PROMPT 1 | List every city named in the passage about John Tiller.
PROMPT 2 | Continue the passage about John Tiller from its last sentence.

STUDY TEXT |
John Tiller died on 22 October 1925 in Lenox Hill Hospital, New York. His body was brought back to London and travelled to Brookwood Cemetery on the special funeral train.

==High Kicks==

By the late 19th century John's troupes were dancing in ballet and pantomime performances all over the world. At this time John conceived the Mystic Hussars routine, where the girls dressed as cavaliers when performing their dance routine. As the girls were kicking; he had them link their arms around each other's waists. The proximity helped the girls work well together and at last he was able to achieve absolute precision in dance. His dream had come true. There is speculation among his descendants as to whether he adopted the kicking and headdress after watching the Lipizzaner stallions on one of his many trips abroad.

John went on to perfect a high-kicking dance for the Folies-Bergère, Paris. The dance used eight girls and was called the Pony Trot. It was the first of all modern kick routines and the routine that every Tiller Girl had to learn as their first dance.

DATASET EXCERPTS |
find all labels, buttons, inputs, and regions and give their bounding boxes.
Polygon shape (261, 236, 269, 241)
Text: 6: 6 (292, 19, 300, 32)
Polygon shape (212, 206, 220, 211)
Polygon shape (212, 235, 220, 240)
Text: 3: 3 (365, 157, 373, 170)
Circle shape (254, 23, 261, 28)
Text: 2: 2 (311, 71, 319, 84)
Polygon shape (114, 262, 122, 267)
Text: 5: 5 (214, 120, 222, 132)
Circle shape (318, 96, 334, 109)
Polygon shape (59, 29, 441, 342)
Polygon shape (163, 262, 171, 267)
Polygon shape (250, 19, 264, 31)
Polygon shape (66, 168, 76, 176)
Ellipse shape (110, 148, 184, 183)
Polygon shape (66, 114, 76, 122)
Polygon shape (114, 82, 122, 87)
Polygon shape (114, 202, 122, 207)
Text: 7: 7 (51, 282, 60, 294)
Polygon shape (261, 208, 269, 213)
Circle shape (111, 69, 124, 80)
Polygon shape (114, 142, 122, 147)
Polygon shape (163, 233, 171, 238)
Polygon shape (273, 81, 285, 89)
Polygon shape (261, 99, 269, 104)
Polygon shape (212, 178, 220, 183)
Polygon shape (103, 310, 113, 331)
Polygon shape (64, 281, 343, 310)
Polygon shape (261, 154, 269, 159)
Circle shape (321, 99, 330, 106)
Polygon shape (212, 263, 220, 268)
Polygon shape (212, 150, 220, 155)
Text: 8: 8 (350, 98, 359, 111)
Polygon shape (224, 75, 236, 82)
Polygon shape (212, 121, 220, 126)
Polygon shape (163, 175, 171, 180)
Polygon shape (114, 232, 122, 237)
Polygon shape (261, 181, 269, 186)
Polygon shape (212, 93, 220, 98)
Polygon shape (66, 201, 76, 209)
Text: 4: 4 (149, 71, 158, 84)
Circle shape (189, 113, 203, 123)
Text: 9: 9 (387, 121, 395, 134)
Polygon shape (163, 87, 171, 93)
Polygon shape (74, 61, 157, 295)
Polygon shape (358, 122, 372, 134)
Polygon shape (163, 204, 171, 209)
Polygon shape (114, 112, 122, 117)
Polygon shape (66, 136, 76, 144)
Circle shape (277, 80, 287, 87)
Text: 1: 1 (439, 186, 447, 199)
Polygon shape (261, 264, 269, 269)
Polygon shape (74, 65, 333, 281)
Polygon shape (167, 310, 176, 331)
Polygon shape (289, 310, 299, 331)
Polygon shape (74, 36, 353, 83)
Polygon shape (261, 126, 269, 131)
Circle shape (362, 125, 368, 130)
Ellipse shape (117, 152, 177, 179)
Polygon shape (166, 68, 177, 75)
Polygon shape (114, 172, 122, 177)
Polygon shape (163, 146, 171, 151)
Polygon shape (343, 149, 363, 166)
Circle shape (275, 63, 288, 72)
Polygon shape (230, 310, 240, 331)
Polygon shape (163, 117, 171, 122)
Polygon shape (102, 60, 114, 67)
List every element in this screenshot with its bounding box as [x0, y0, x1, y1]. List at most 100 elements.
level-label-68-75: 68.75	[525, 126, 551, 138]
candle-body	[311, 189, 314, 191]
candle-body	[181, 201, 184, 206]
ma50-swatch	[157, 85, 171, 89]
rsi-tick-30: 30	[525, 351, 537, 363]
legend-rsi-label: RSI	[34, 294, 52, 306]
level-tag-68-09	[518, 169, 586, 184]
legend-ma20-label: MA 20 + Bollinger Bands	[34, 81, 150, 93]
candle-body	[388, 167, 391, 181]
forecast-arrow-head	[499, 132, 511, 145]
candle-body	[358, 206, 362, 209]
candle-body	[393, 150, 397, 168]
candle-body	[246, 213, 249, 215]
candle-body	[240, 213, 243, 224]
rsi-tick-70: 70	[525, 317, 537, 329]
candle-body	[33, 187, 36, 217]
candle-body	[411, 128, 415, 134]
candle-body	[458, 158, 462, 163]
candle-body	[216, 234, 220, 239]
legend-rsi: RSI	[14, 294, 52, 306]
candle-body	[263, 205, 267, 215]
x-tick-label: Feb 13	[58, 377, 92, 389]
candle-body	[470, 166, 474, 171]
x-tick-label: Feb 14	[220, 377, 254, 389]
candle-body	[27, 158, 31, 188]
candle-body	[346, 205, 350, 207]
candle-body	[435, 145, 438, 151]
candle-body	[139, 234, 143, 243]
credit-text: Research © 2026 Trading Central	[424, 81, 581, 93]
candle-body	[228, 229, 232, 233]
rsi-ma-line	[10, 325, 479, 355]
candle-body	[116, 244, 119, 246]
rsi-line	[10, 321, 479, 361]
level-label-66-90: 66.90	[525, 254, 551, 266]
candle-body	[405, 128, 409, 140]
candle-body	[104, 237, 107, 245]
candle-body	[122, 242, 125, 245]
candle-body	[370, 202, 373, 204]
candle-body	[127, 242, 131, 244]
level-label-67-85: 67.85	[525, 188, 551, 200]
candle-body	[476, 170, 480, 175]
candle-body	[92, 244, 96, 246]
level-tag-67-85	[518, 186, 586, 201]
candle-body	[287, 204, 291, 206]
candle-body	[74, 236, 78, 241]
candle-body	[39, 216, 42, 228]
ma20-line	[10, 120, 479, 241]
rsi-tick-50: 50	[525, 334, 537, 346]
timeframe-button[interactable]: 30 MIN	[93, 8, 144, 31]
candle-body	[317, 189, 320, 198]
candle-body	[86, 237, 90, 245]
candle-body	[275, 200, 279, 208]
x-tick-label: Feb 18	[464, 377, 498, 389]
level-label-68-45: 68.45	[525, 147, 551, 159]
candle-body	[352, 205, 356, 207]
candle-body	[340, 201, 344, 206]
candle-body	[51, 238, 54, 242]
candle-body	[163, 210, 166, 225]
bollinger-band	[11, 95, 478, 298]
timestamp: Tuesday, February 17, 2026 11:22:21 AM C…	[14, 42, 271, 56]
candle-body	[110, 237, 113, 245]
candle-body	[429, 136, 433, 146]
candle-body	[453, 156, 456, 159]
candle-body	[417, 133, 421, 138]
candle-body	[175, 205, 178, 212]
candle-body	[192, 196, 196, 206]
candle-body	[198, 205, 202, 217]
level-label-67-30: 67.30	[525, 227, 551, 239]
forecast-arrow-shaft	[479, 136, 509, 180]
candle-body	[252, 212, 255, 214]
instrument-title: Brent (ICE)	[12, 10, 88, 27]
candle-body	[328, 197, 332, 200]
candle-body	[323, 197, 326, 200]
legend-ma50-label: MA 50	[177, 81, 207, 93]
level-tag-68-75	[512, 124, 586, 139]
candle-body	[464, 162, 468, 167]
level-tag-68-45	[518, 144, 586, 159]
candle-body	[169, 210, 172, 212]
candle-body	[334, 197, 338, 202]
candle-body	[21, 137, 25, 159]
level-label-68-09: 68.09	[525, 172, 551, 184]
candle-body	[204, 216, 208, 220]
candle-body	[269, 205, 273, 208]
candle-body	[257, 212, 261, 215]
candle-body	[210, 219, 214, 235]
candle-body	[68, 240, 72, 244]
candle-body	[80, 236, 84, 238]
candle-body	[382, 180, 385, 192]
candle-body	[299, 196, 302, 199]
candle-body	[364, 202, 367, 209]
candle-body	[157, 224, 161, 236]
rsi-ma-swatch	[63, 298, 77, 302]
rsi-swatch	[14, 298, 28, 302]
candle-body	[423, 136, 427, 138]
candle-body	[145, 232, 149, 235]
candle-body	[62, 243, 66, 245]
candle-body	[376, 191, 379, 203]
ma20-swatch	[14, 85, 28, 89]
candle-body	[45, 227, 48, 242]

ANSWER BOX 1 | New York, London, Paris

ANSWER BOX 2 |
==The American Connection==

John first sent a troupe of girls to America in 1900. George Lederer booked them to perform their original Pony Trot. Later, at the height of their popularity in New York there were three Tiller lines working on Broadway: The Lollipops and The Sunshine Girls at the Globe Theatre, and 24 Tiller Girls in the Ziegfeld Follies.

Charles Dillingham and George White had visited The Palace Theatre in London and booked the girls to appear in "Good Morning Dearie" at George White's Scandals of 1923 and The Nifties of 1923. Florenz Ziegfeld took 48 of the girls under contract for three years for his follies.

In New York City, John Tiller opened a dance school at 226 West 72nd Street, with offices and a training studio. It was run by Mary Read, a Head Tiller Girl from England who had been one of the 1916 Sunshine Girls in America, She trained American pupils as well as the girls from the United Kingdom. She was a hard taskmaster, but a good business woman who had John Tiller's full support in everything she did. The girls always called her Miss Read. In the 1920s, John Tiller was regularly crossing the world to finalise contracts. He always made sure his trip ended up in New York so he could meet Mary.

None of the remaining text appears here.